→ **Aim**
Output all the material that follows, exactly as given.
[BEGIN]
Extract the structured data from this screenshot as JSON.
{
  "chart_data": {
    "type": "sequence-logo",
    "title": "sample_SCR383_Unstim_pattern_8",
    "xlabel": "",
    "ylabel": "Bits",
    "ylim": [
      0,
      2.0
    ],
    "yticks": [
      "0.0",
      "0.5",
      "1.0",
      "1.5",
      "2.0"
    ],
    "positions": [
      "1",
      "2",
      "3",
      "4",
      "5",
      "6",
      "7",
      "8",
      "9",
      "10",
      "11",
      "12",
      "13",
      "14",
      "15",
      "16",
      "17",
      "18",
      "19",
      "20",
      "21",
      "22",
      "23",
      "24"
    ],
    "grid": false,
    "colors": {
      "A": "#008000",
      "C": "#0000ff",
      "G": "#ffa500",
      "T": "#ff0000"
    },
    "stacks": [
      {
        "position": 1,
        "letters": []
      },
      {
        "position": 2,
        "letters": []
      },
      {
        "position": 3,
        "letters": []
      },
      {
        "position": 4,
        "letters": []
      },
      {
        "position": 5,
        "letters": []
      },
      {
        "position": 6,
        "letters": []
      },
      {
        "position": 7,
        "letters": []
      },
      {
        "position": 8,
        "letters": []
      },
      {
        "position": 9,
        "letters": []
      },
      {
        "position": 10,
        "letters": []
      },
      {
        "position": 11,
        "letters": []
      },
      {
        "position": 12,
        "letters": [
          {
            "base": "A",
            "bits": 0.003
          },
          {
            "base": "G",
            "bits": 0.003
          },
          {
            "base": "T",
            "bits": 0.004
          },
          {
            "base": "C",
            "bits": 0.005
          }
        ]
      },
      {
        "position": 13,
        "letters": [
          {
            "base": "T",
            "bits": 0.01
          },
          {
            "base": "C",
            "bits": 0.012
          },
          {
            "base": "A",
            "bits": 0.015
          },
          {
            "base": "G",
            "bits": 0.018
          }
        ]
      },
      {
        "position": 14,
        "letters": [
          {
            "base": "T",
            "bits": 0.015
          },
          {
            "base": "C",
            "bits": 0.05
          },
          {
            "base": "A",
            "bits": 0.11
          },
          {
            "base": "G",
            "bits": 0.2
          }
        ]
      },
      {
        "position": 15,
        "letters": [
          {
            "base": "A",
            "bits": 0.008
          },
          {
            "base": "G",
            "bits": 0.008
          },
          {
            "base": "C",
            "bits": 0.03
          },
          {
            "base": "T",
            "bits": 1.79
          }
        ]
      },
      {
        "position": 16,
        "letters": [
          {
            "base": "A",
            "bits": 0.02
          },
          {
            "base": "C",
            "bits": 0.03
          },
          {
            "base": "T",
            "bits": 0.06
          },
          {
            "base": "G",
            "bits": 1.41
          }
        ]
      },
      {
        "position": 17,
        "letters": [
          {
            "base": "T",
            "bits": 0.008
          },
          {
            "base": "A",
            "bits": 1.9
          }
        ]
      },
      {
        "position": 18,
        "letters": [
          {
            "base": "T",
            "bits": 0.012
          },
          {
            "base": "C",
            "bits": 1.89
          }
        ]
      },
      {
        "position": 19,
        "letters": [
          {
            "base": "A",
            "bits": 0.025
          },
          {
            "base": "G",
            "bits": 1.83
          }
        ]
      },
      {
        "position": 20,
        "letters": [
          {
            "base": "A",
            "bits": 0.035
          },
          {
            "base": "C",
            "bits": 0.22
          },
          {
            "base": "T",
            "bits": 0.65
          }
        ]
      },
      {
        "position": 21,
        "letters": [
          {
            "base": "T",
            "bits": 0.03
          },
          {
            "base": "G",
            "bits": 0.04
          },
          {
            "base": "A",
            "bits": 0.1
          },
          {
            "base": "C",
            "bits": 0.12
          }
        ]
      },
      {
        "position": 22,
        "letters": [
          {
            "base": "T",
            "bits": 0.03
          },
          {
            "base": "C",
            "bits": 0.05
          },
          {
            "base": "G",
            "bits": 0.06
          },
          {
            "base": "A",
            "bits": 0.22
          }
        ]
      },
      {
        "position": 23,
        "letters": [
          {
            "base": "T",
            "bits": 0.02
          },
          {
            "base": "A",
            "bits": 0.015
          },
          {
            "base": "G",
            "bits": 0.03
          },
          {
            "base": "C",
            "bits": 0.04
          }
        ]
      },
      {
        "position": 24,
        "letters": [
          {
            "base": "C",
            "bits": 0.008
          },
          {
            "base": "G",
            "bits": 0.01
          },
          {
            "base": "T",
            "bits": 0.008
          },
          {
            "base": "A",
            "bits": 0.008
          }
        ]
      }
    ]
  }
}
[END]
→ **Exercise solution**
Extract the structured data from this screenshot as JSON.
{
  "chart_data": {
    "type": "sequence-logo",
    "title": "sample_SCR383_Unstim_pattern_8",
    "xlabel": "",
    "ylabel": "Bits",
    "ylim": [
      0,
      2.0
    ],
    "yticks": [
      "0.0",
      "0.5",
      "1.0",
      "1.5",
      "2.0"
    ],
    "positions": [
      "1",
      "2",
      "3",
      "4",
      "5",
      "6",
      "7",
      "8",
      "9",
      "10",
      "11",
      "12",
      "13",
      "14",
      "15",
      "16",
      "17",
      "18",
      "19",
      "20",
      "21",
      "22",
      "23",
      "24"
    ],
    "grid": false,
    "colors": {
      "A": "#008000",
      "C": "#0000ff",
      "G": "#ffa500",
      "T": "#ff0000"
    },
    "stacks": [
      {
        "position": 1,
        "letters": []
      },
      {
        "position": 2,
        "letters": []
      },
      {
        "position": 3,
        "letters": []
      },
      {
        "position": 4,
        "letters": []
      },
      {
        "position": 5,
        "letters": []
      },
      {
        "position": 6,
        "letters": []
      },
      {
        "position": 7,
        "letters": []
      },
      {
        "position": 8,
        "letters": []
      },
      {
        "position": 9,
        "letters": []
      },
      {
        "position": 10,
        "letters": []
      },
      {
        "position": 11,
        "letters": []
      },
      {
        "position": 12,
        "letters": [
          {
            "base": "A",
            "bits": 0.003
          },
          {
            "base": "G",
            "bits": 0.003
          },
          {
            "base": "T",
            "bits": 0.004
          },
          {
            "base": "C",
            "bits": 0.005
          }
        ]
      },
      {
        "position": 13,
        "letters": [
          {
            "base": "T",
            "bits": 0.01
          },
          {
            "base": "C",
            "bits": 0.012
          },
          {
            "base": "A",
            "bits": 0.015
          },
          {
            "base": "G",
            "bits": 0.018
          }
        ]
      },
      {
        "position": 14,
        "letters": [
          {
            "base": "T",
            "bits": 0.015
          },
          {
            "base": "C",
            "bits": 0.05
          },
          {
            "base": "A",
            "bits": 0.11
          },
          {
            "base": "G",
            "bits": 0.2
          }
        ]
      },
      {
        "position": 15,
        "letters": [
          {
            "base": "A",
            "bits": 0.008
          },
          {
            "base": "G",
            "bits": 0.008
          },
          {
            "base": "C",
            "bits": 0.03
          },
          {
            "base": "T",
            "bits": 1.79
          }
        ]
      },
      {
        "position": 16,
        "letters": [
          {
            "base": "A",
            "bits": 0.02
          },
          {
            "base": "C",
            "bits": 0.03
          },
          {
            "base": "T",
            "bits": 0.06
          },
          {
            "base": "G",
            "bits": 1.41
          }
        ]
      },
      {
        "position": 17,
        "letters": [
          {
            "base": "T",
            "bits": 0.008
          },
          {
            "base": "A",
            "bits": 1.9
          }
        ]
      },
      {
        "position": 18,
        "letters": [
          {
            "base": "T",
            "bits": 0.012
          },
          {
            "base": "C",
            "bits": 1.89
          }
        ]
      },
      {
        "position": 19,
        "letters": [
          {
            "base": "A",
            "bits": 0.025
          },
          {
            "base": "G",
            "bits": 1.83
          }
        ]
      },
      {
        "position": 20,
        "letters": [
          {
            "base": "A",
            "bits": 0.035
          },
          {
            "base": "C",
            "bits": 0.22
          },
          {
            "base": "T",
            "bits": 0.65
          }
        ]
      },
      {
        "position": 21,
        "letters": [
          {
            "base": "T",
            "bits": 0.03
          },
          {
            "base": "G",
            "bits": 0.04
          },
          {
            "base": "A",
            "bits": 0.1
          },
          {
            "base": "C",
            "bits": 0.12
          }
        ]
      },
      {
        "position": 22,
        "letters": [
          {
            "base": "T",
            "bits": 0.03
          },
          {
            "base": "C",
            "bits": 0.05
          },
          {
            "base": "G",
            "bits": 0.06
          },
          {
            "base": "A",
            "bits": 0.22
          }
        ]
      },
      {
        "position": 23,
        "letters": [
          {
            "base": "T",
            "bits": 0.02
          },
          {
            "base": "A",
            "bits": 0.015
          },
          {
            "base": "G",
            "bits": 0.03
          },
          {
            "base": "C",
            "bits": 0.04
          }
        ]
      },
      {
        "position": 24,
        "letters": [
          {
            "base": "C",
            "bits": 0.008
          },
          {
            "base": "G",
            "bits": 0.01
          },
          {
            "base": "T",
            "bits": 0.008
          },
          {
            "base": "A",
            "bits": 0.008
          }
        ]
      }
    ]
  }
}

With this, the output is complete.